● **Do this**:
Count every line below in which "JSON" occurs, then give only the count.

● **Stored items from a collection**:

========

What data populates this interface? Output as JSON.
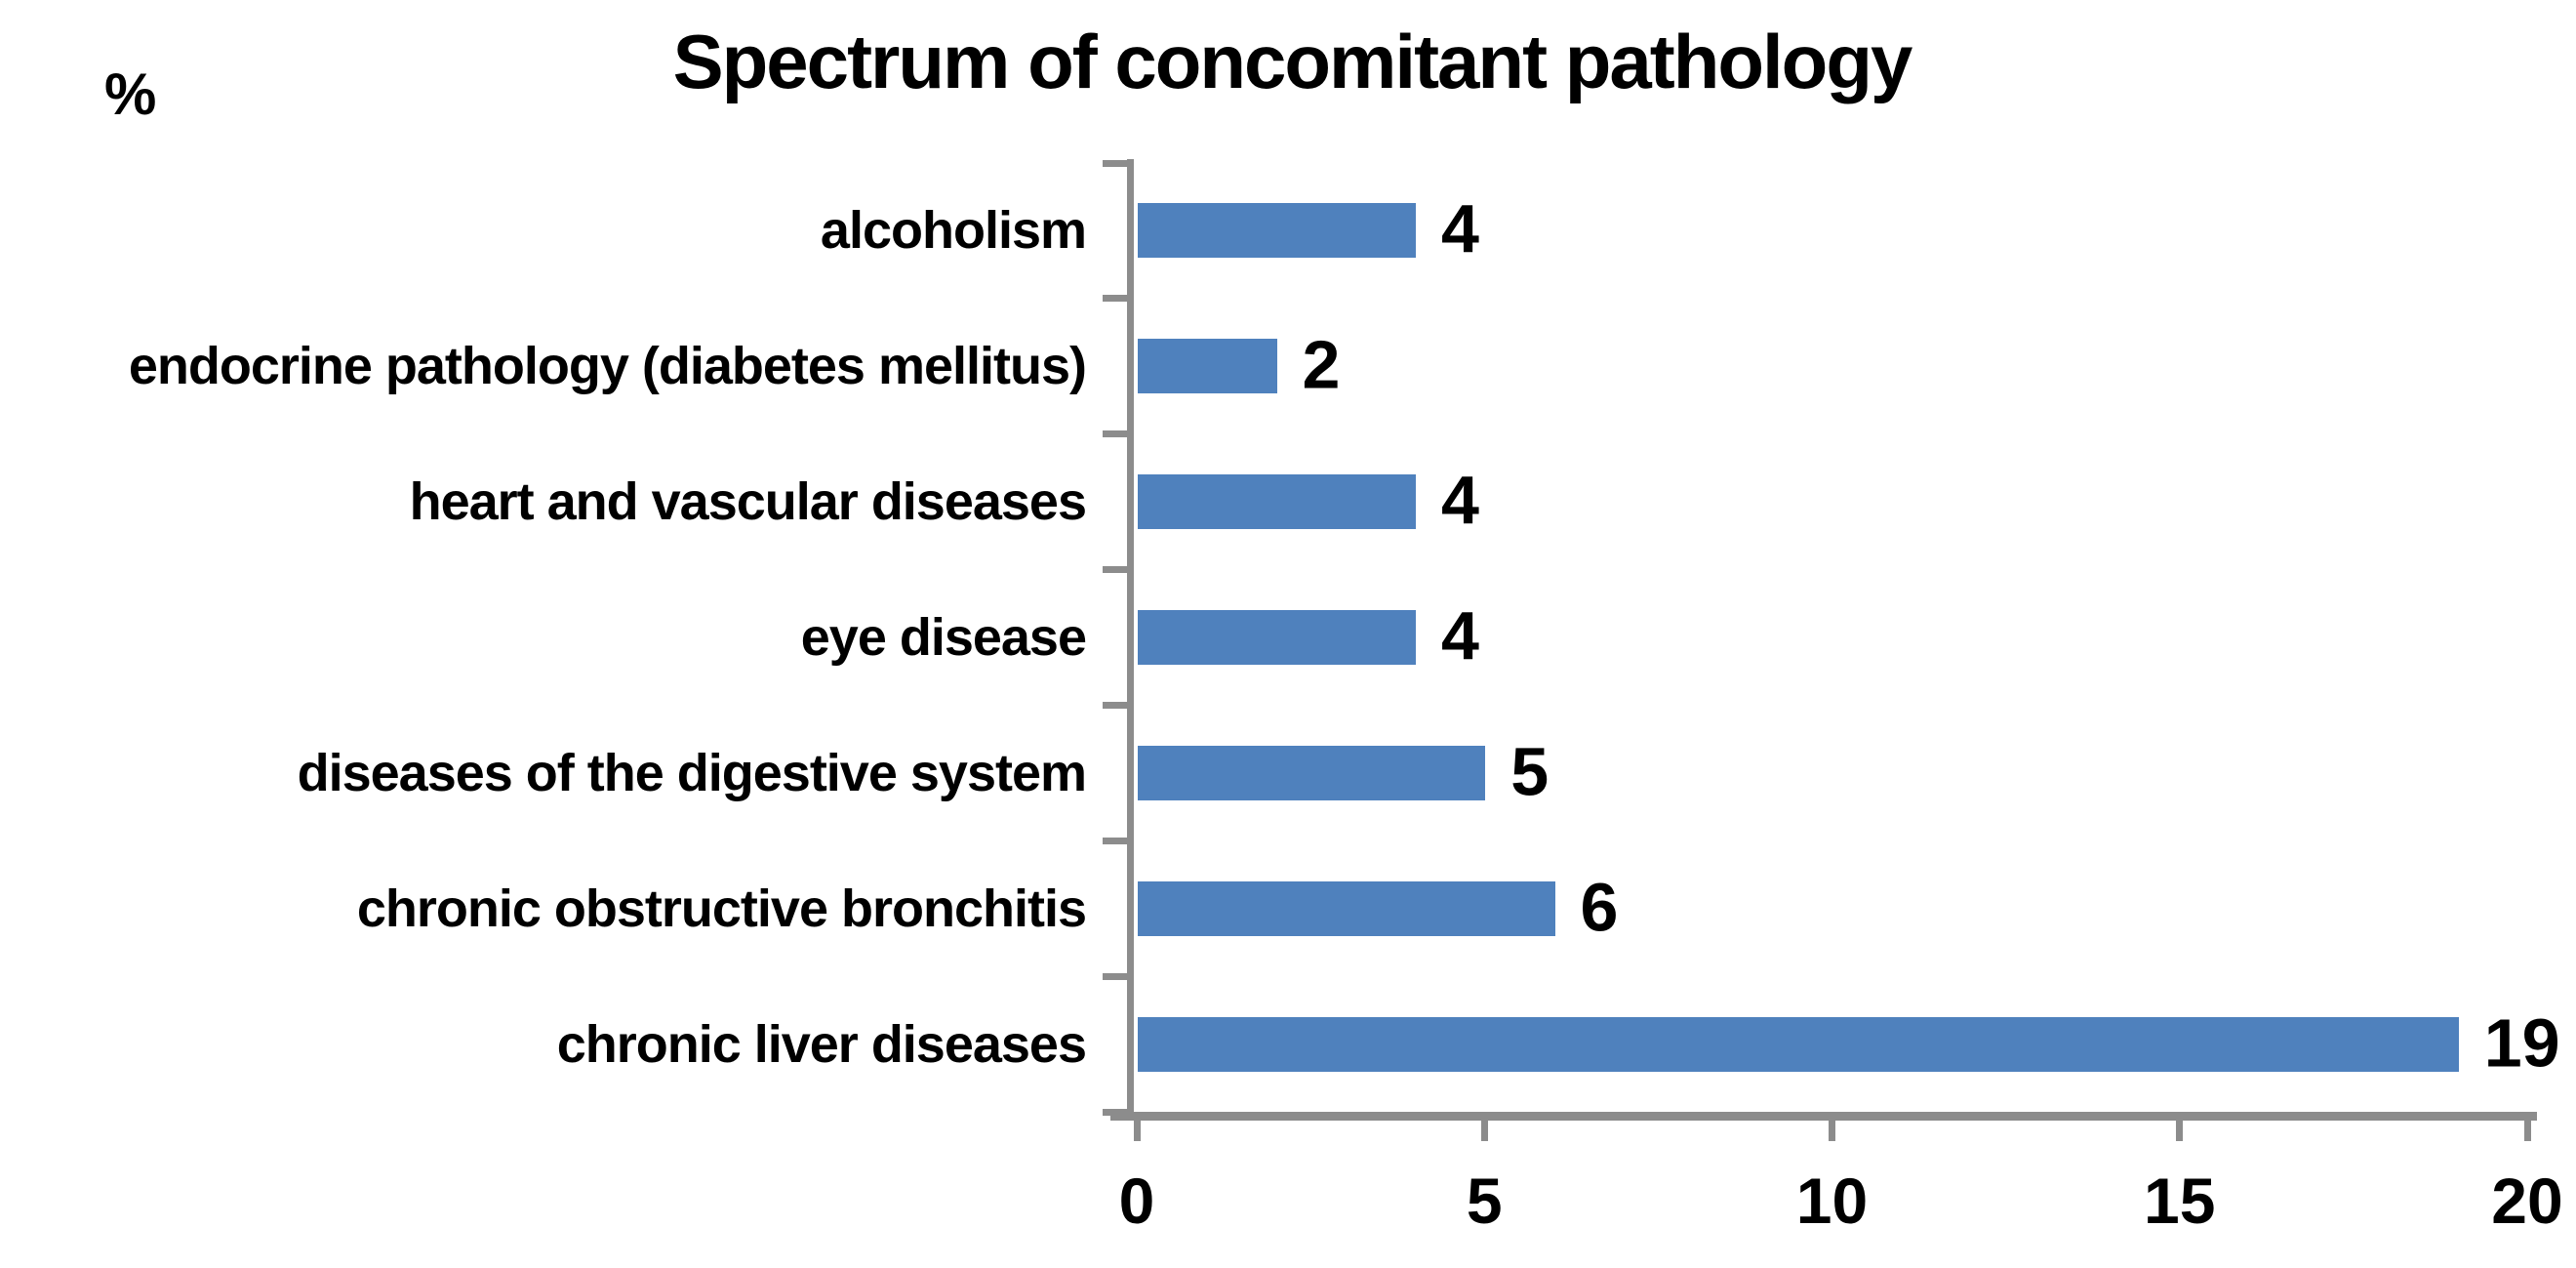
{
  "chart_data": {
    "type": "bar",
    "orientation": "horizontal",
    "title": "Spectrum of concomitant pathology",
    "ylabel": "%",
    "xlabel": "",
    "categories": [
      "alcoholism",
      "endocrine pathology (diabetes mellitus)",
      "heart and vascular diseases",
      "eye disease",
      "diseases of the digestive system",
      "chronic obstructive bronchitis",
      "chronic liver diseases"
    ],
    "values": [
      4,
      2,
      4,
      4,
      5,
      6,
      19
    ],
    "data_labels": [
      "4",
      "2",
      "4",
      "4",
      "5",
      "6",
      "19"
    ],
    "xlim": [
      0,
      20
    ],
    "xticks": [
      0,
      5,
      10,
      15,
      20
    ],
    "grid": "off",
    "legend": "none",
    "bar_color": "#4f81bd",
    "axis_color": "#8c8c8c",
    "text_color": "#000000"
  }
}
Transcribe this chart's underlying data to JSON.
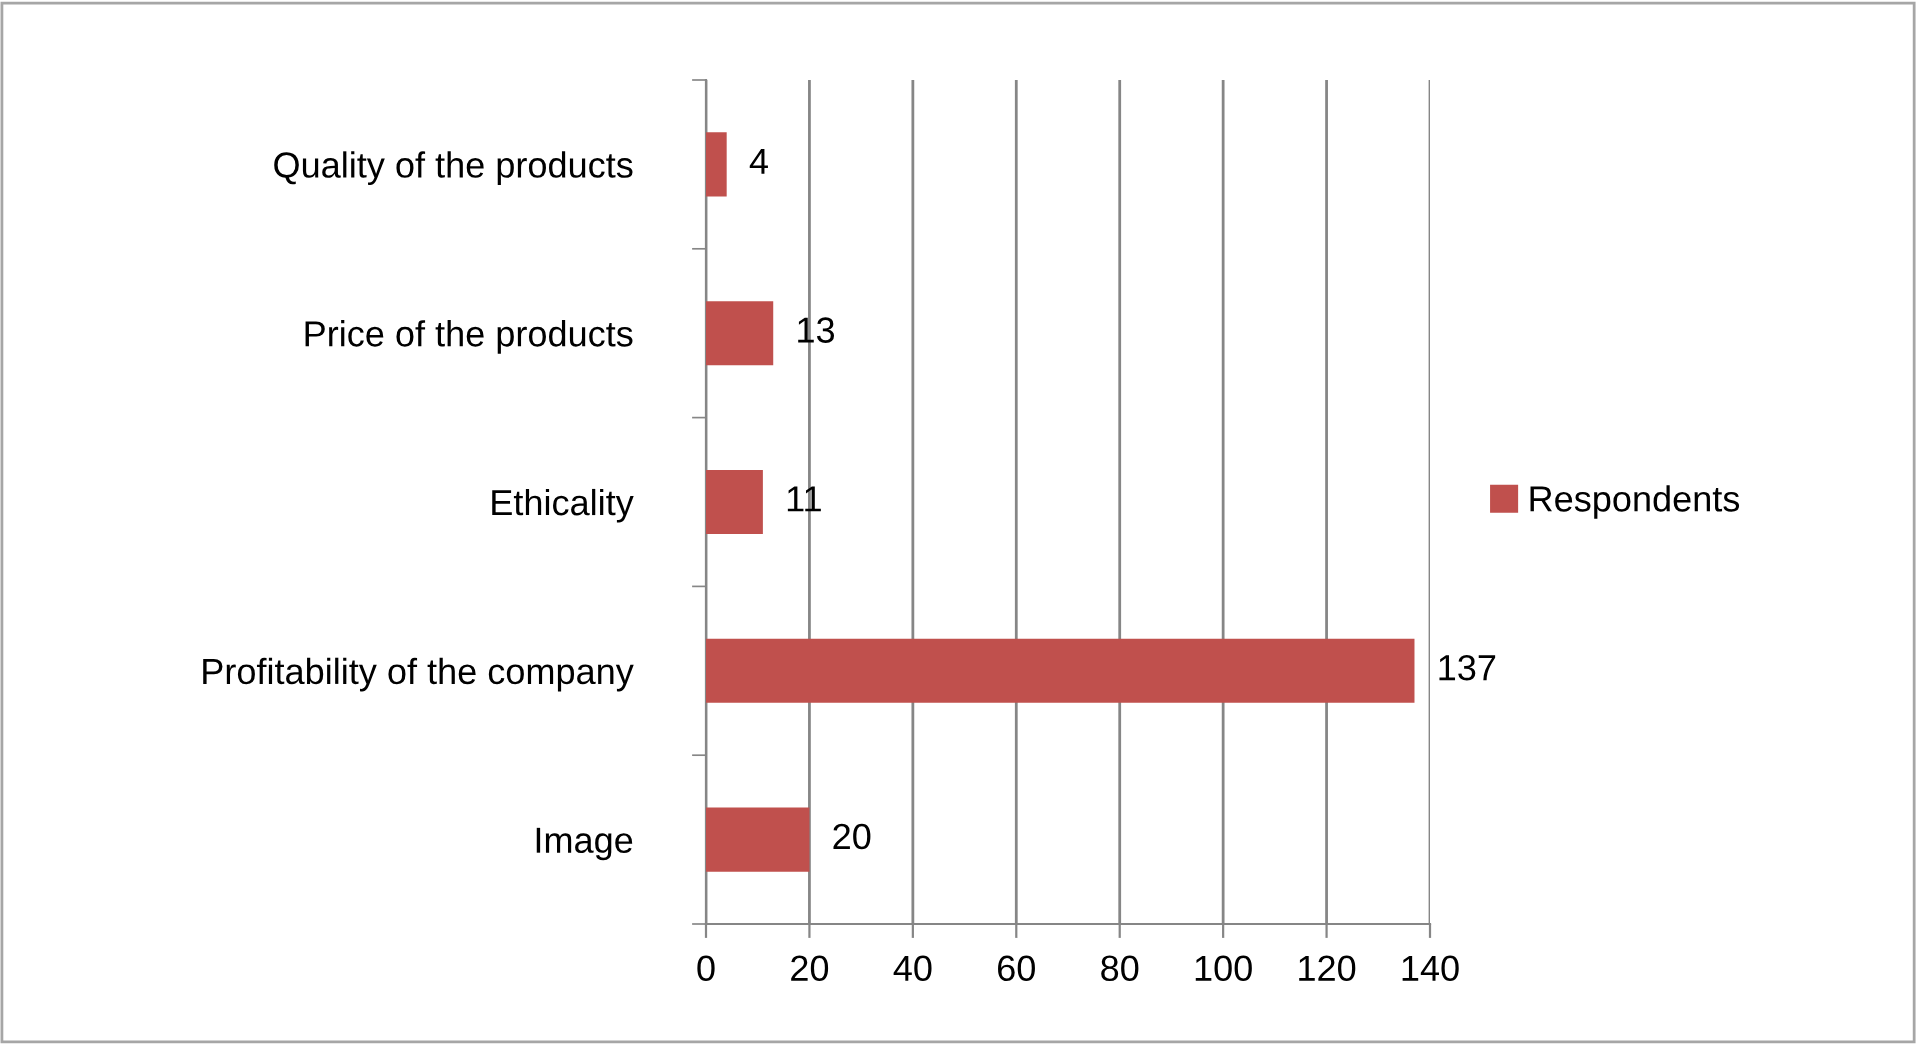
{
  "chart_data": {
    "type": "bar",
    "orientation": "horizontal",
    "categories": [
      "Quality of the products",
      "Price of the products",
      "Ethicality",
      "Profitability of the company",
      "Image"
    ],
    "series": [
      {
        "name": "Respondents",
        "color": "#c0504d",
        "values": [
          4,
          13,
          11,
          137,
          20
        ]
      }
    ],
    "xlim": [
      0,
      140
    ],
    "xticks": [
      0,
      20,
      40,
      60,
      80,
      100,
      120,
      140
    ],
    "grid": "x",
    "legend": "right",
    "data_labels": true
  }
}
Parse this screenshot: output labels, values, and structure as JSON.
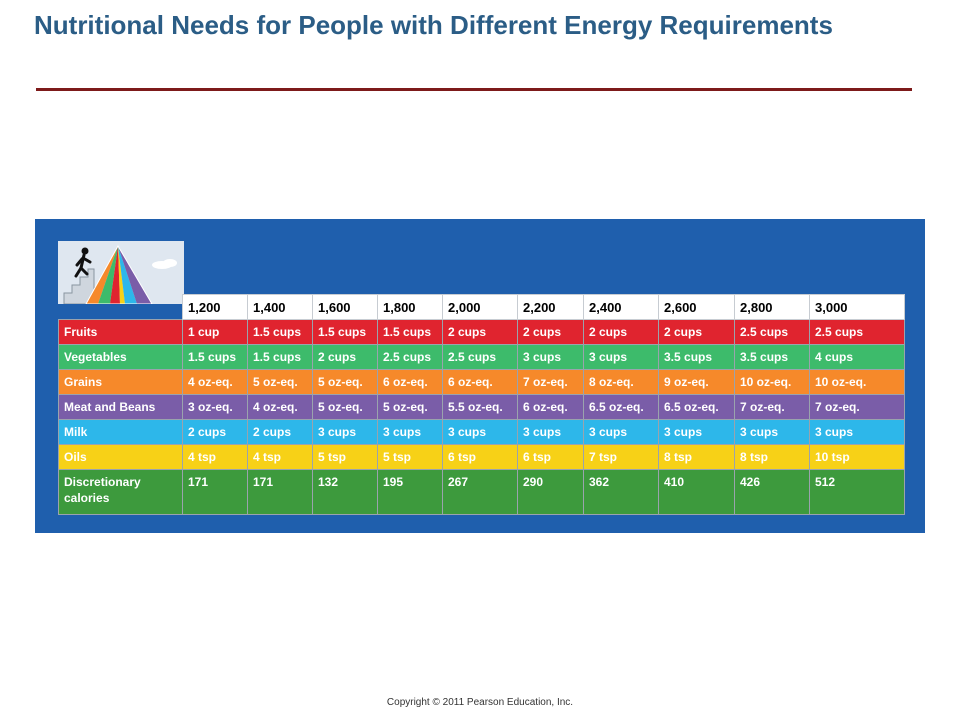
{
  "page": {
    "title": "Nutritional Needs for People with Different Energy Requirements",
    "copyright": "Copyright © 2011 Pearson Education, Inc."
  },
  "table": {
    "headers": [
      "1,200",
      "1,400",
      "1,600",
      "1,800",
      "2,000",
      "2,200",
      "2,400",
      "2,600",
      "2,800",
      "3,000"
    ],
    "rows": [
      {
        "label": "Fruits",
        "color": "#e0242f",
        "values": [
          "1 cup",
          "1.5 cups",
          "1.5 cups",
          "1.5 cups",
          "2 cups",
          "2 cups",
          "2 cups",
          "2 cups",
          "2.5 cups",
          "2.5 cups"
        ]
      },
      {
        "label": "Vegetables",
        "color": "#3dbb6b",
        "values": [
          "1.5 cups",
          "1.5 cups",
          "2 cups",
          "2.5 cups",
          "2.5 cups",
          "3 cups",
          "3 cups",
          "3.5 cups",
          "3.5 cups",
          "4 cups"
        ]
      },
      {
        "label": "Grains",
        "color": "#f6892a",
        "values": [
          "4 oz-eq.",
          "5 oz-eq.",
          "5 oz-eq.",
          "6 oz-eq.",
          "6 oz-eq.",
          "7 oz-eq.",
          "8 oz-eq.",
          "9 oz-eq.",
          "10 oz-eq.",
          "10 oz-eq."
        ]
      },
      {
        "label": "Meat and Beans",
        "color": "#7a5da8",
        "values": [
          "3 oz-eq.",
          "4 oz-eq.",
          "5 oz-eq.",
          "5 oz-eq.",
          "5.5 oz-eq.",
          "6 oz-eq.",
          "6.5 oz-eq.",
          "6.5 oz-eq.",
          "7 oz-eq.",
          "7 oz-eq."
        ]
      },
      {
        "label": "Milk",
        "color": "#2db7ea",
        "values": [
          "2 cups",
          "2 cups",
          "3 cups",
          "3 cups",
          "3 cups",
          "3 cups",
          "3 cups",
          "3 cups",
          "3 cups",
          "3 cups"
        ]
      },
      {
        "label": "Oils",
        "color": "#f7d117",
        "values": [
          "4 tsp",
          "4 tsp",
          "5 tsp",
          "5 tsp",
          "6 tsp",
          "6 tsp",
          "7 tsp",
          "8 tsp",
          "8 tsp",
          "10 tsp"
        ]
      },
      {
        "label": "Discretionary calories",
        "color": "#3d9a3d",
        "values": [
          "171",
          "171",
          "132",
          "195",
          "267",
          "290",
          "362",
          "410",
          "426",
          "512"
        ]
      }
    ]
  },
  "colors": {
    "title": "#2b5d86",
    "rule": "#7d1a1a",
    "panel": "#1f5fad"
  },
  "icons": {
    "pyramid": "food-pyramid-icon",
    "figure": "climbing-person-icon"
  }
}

========

● **Solution to this problem**:
3